• [Your task]:
Will you transcribe all the entries word for word, skipping the pictures they hold?

• [Input rows]:

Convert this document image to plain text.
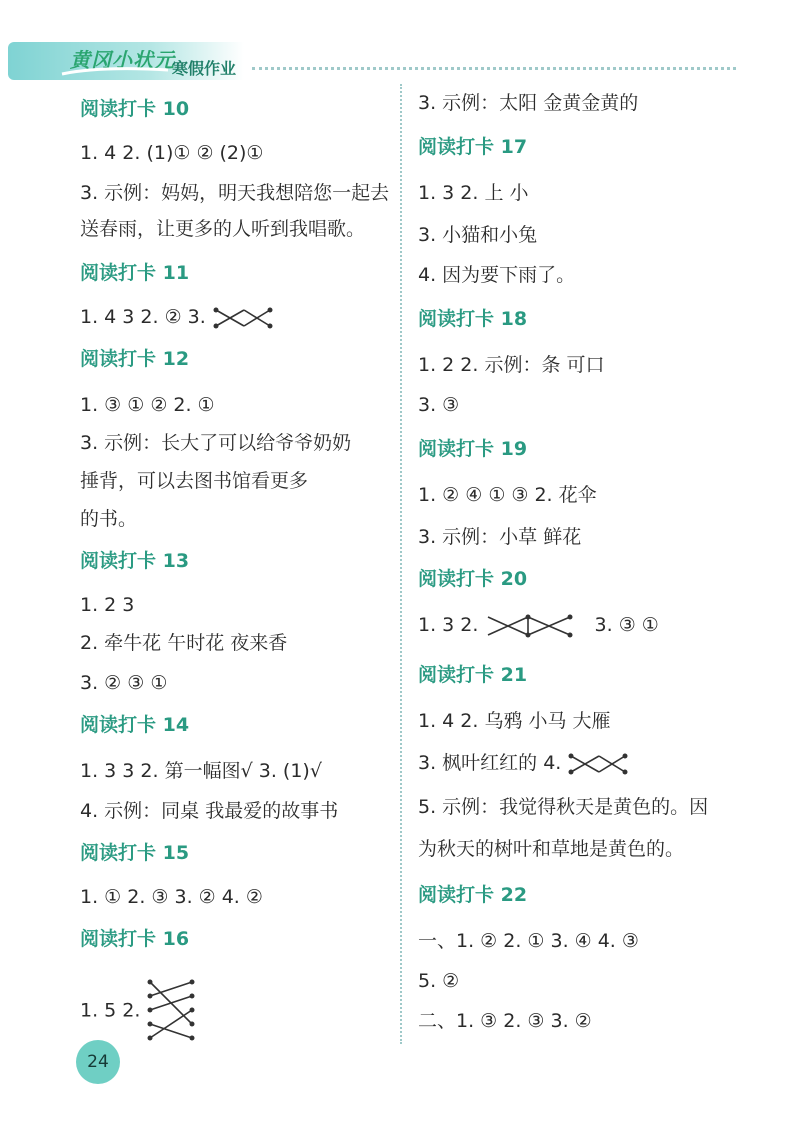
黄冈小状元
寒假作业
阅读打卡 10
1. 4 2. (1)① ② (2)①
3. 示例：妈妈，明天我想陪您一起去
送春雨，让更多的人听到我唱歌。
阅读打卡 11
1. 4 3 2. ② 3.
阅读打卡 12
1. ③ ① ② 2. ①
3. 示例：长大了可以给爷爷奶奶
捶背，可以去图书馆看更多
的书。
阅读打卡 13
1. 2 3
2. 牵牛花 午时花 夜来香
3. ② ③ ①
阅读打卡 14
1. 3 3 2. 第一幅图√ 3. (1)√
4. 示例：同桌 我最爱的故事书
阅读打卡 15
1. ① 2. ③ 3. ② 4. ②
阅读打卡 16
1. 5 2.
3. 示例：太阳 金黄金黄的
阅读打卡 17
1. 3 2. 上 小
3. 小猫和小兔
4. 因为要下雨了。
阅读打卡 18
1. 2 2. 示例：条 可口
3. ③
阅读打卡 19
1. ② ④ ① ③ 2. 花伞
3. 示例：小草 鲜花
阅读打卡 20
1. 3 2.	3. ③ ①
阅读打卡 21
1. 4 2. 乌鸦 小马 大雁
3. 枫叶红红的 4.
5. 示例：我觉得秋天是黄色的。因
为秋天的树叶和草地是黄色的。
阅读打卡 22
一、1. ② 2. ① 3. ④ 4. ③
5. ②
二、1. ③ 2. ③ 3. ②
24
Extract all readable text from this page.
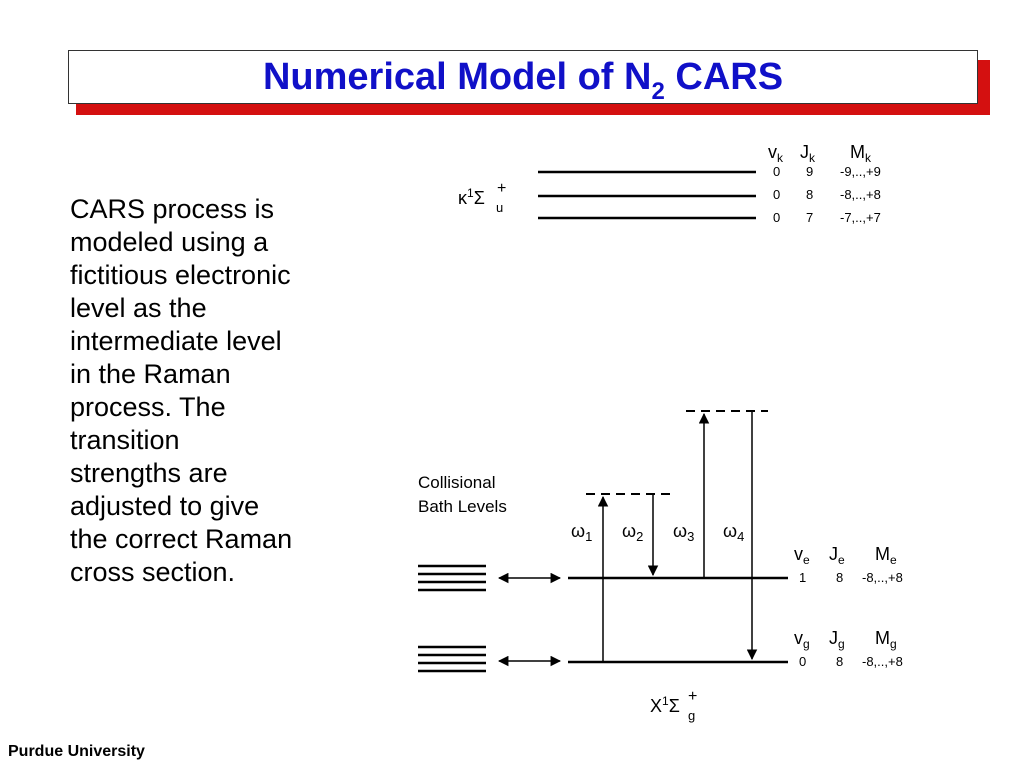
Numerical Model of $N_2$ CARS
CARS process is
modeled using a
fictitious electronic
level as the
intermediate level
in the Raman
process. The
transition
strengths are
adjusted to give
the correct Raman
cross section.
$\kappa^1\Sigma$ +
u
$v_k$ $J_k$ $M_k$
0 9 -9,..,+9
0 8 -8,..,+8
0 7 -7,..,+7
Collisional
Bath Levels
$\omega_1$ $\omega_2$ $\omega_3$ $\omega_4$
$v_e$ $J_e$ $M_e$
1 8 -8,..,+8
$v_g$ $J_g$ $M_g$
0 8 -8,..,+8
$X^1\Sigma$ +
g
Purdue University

• [The output]:
Convert this document image to plain text.
黄冈小状元
寒假作业
阅读打卡 10
1. 4 2. (1)① ② (2)①
3. 示例：妈妈，明天我想陪您一起去
送春雨，让更多的人听到我唱歌。
阅读打卡 11
1. 4 3 2. ② 3.
阅读打卡 12
1. ③ ① ② 2. ①
3. 示例：长大了可以给爷爷奶奶
捶背，可以去图书馆看更多
的书。
阅读打卡 13
1. 2 3
2. 牵牛花 午时花 夜来香
3. ② ③ ①
阅读打卡 14
1. 3 3 2. 第一幅图√ 3. (1)√
4. 示例：同桌 我最爱的故事书
阅读打卡 15
1. ① 2. ③ 3. ② 4. ②
阅读打卡 16
1. 5 2.
3. 示例：太阳 金黄金黄的
阅读打卡 17
1. 3 2. 上 小
3. 小猫和小兔
4. 因为要下雨了。
阅读打卡 18
1. 2 2. 示例：条 可口
3. ③
阅读打卡 19
1. ② ④ ① ③ 2. 花伞
3. 示例：小草 鲜花
阅读打卡 20
1. 3 2.	3. ③ ①
阅读打卡 21
1. 4 2. 乌鸦 小马 大雁
3. 枫叶红红的 4.
5. 示例：我觉得秋天是黄色的。因
为秋天的树叶和草地是黄色的。
阅读打卡 22
一、1. ② 2. ① 3. ④ 4. ③
5. ②
二、1. ③ 2. ③ 3. ②
24
Extract all readable text from this page.
Numerical Model of $N_2$ CARS
CARS process is
modeled using a
fictitious electronic
level as the
intermediate level
in the Raman
process. The
transition
strengths are
adjusted to give
the correct Raman
cross section.
$\kappa^1\Sigma$ +
u
$v_k$ $J_k$ $M_k$
0 9 -9,..,+9
0 8 -8,..,+8
0 7 -7,..,+7
Collisional
Bath Levels
$\omega_1$ $\omega_2$ $\omega_3$ $\omega_4$
$v_e$ $J_e$ $M_e$
1 8 -8,..,+8
$v_g$ $J_g$ $M_g$
0 8 -8,..,+8
$X^1\Sigma$ +
g
Purdue University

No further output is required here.